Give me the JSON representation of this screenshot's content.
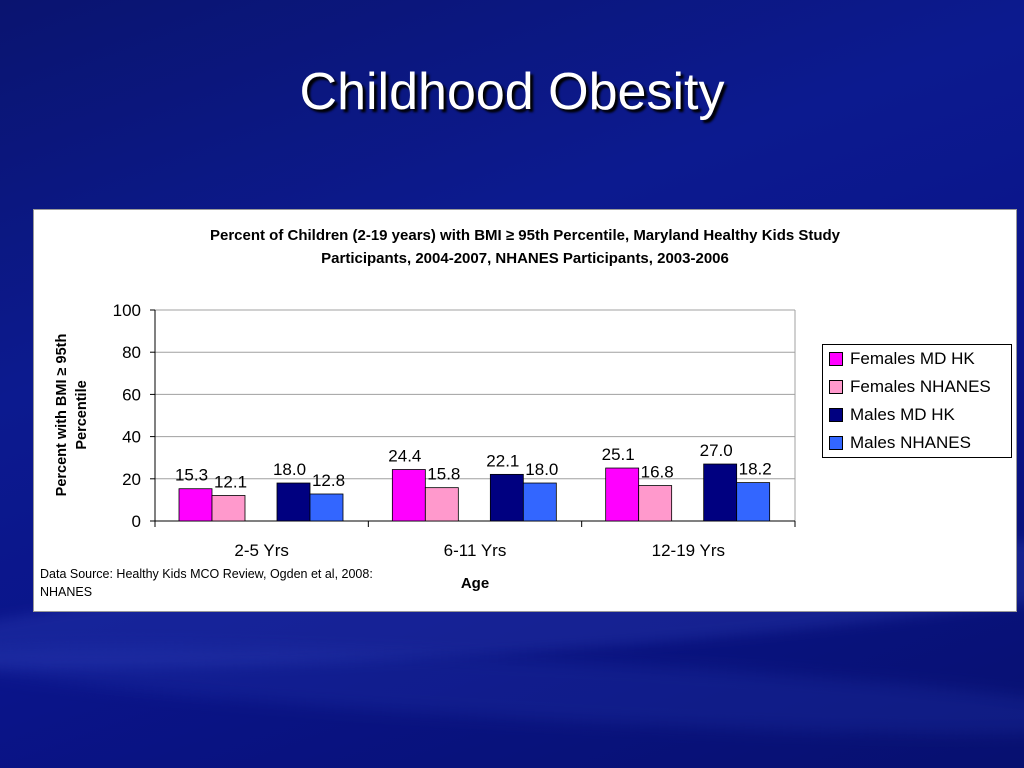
{
  "slide": {
    "title": "Childhood Obesity"
  },
  "source_note": "Data Source: Healthy Kids MCO Review, Ogden et al, 2008: NHANES",
  "chart_data": {
    "type": "bar",
    "title_line1": "Percent of Children (2-19 years) with BMI ≥ 95th Percentile, Maryland Healthy Kids Study",
    "title_line2": "Participants, 2004-2007, NHANES Participants, 2003-2006",
    "xlabel": "Age",
    "ylabel_line1": "Percent with BMI  ≥ 95th",
    "ylabel_line2": "Percentile",
    "ylim": [
      0,
      100
    ],
    "yticks": [
      0,
      20,
      40,
      60,
      80,
      100
    ],
    "grid": true,
    "legend_position": "right",
    "categories": [
      "2-5 Yrs",
      "6-11 Yrs",
      "12-19 Yrs"
    ],
    "series": [
      {
        "name": "Females MD HK",
        "color": "#ff00ff",
        "values": [
          15.3,
          24.4,
          25.1
        ],
        "labels": [
          "15.3",
          "24.4",
          "25.1"
        ]
      },
      {
        "name": "Females NHANES",
        "color": "#ff99cc",
        "values": [
          12.1,
          15.8,
          16.8
        ],
        "labels": [
          "12.1",
          "15.8",
          "16.8"
        ]
      },
      {
        "name": "Males MD HK",
        "color": "#000080",
        "values": [
          18.0,
          22.1,
          27.0
        ],
        "labels": [
          "18.0",
          "22.1",
          "27.0"
        ]
      },
      {
        "name": "Males NHANES",
        "color": "#3366ff",
        "values": [
          12.8,
          18.0,
          18.2
        ],
        "labels": [
          "12.8",
          "18.0",
          "18.2"
        ]
      }
    ]
  }
}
::::::::
#### [TASK GOAL]
Print out the whole of the material word for word, without pictures.

#### [EXERCISE RESULT]
Give me the JSON representation of this screenshot's content.
{
  "slide": {
    "title": "Childhood Obesity"
  },
  "source_note": "Data Source: Healthy Kids MCO Review, Ogden et al, 2008: NHANES",
  "chart_data": {
    "type": "bar",
    "title_line1": "Percent of Children (2-19 years) with BMI ≥ 95th Percentile, Maryland Healthy Kids Study",
    "title_line2": "Participants, 2004-2007, NHANES Participants, 2003-2006",
    "xlabel": "Age",
    "ylabel_line1": "Percent with BMI  ≥ 95th",
    "ylabel_line2": "Percentile",
    "ylim": [
      0,
      100
    ],
    "yticks": [
      0,
      20,
      40,
      60,
      80,
      100
    ],
    "grid": true,
    "legend_position": "right",
    "categories": [
      "2-5 Yrs",
      "6-11 Yrs",
      "12-19 Yrs"
    ],
    "series": [
      {
        "name": "Females MD HK",
        "color": "#ff00ff",
        "values": [
          15.3,
          24.4,
          25.1
        ],
        "labels": [
          "15.3",
          "24.4",
          "25.1"
        ]
      },
      {
        "name": "Females NHANES",
        "color": "#ff99cc",
        "values": [
          12.1,
          15.8,
          16.8
        ],
        "labels": [
          "12.1",
          "15.8",
          "16.8"
        ]
      },
      {
        "name": "Males MD HK",
        "color": "#000080",
        "values": [
          18.0,
          22.1,
          27.0
        ],
        "labels": [
          "18.0",
          "22.1",
          "27.0"
        ]
      },
      {
        "name": "Males NHANES",
        "color": "#3366ff",
        "values": [
          12.8,
          18.0,
          18.2
        ],
        "labels": [
          "12.8",
          "18.0",
          "18.2"
        ]
      }
    ]
  }
}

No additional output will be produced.